» Aim of the task: For the data below, work out how many lines include the string "marker" and report only the number.

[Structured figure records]
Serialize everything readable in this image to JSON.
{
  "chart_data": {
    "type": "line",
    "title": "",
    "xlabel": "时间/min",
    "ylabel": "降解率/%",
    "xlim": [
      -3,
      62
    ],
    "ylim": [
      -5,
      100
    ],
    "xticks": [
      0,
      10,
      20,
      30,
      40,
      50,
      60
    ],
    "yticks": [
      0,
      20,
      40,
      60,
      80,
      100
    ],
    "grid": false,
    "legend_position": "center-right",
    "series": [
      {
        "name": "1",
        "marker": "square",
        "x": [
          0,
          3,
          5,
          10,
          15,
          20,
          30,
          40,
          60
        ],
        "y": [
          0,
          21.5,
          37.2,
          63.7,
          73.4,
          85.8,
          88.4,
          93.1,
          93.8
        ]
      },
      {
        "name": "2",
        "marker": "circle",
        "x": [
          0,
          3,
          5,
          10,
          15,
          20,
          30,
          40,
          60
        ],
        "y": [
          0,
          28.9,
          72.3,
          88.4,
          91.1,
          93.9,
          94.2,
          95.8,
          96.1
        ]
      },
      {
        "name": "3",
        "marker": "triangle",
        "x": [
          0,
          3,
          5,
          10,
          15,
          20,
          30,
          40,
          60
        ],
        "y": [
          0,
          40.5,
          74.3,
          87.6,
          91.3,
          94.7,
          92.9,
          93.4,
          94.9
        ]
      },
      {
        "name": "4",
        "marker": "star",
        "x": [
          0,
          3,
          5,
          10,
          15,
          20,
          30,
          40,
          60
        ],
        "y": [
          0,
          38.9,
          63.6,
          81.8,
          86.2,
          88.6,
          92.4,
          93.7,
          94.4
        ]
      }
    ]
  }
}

» Response to the task: 4